> **To be done**
Work through the data and report how many lines include the string "Fonds", giving the number alone.

> **Provided records**
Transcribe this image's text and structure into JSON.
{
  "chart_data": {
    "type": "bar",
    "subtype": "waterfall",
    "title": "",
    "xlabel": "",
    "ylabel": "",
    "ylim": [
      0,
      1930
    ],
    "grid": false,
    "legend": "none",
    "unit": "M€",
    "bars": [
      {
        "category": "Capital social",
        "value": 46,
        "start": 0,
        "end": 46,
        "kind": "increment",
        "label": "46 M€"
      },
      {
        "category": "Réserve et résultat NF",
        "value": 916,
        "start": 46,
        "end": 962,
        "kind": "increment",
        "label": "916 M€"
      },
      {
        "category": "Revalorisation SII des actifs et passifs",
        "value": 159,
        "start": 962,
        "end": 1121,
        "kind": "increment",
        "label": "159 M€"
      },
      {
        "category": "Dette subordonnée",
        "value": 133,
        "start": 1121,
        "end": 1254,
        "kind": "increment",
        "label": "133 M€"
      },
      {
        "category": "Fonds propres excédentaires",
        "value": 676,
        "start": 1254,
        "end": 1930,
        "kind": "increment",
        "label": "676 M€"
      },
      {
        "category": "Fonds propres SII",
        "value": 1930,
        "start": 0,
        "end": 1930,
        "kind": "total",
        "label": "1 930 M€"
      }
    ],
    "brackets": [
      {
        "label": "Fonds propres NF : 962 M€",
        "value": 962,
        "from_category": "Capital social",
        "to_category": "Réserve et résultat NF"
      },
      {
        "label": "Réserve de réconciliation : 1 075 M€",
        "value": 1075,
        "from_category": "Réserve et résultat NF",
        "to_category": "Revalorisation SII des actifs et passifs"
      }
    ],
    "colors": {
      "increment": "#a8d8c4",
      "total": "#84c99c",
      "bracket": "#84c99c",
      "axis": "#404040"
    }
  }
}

> **Answer to this problem**
3